In the data below, find each line containing the string "thumb" and return it.

══ INPUT ROWS

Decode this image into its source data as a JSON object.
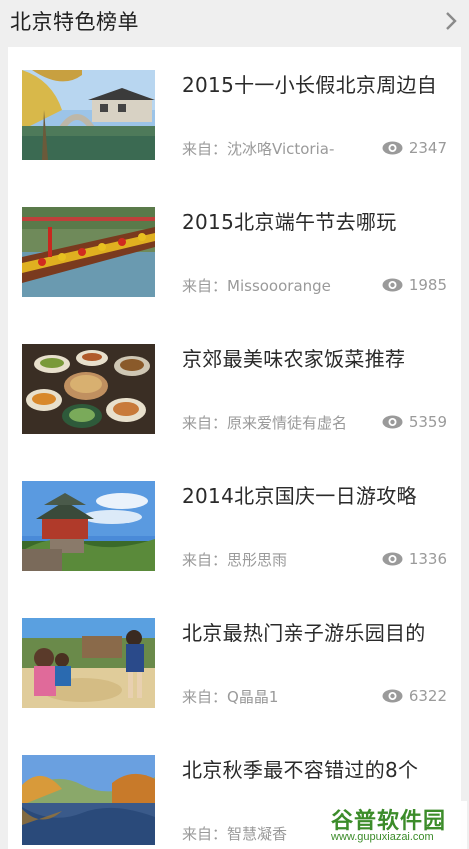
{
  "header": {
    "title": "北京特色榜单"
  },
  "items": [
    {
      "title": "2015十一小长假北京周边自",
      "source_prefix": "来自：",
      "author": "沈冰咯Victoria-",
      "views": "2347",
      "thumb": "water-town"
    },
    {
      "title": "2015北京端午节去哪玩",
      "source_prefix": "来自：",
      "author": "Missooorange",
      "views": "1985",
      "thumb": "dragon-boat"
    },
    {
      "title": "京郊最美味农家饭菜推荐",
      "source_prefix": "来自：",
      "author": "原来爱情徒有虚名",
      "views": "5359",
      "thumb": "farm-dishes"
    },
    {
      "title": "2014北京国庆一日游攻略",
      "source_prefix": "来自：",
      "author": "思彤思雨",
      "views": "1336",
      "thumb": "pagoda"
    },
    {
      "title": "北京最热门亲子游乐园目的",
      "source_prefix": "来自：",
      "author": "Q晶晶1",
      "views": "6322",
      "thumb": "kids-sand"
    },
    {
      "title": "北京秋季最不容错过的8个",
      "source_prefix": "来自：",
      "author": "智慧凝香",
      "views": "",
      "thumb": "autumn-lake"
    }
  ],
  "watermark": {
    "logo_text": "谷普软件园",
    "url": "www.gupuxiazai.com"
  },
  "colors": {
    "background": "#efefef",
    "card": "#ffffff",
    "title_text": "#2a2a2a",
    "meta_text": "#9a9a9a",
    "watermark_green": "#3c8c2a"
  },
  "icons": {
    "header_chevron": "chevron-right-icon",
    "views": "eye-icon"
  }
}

════

• RESULT:
      "thumb": "water-town"
      "thumb": "dragon-boat"
      "thumb": "farm-dishes"
      "thumb": "pagoda"
      "thumb": "kids-sand"
      "thumb": "autumn-lake"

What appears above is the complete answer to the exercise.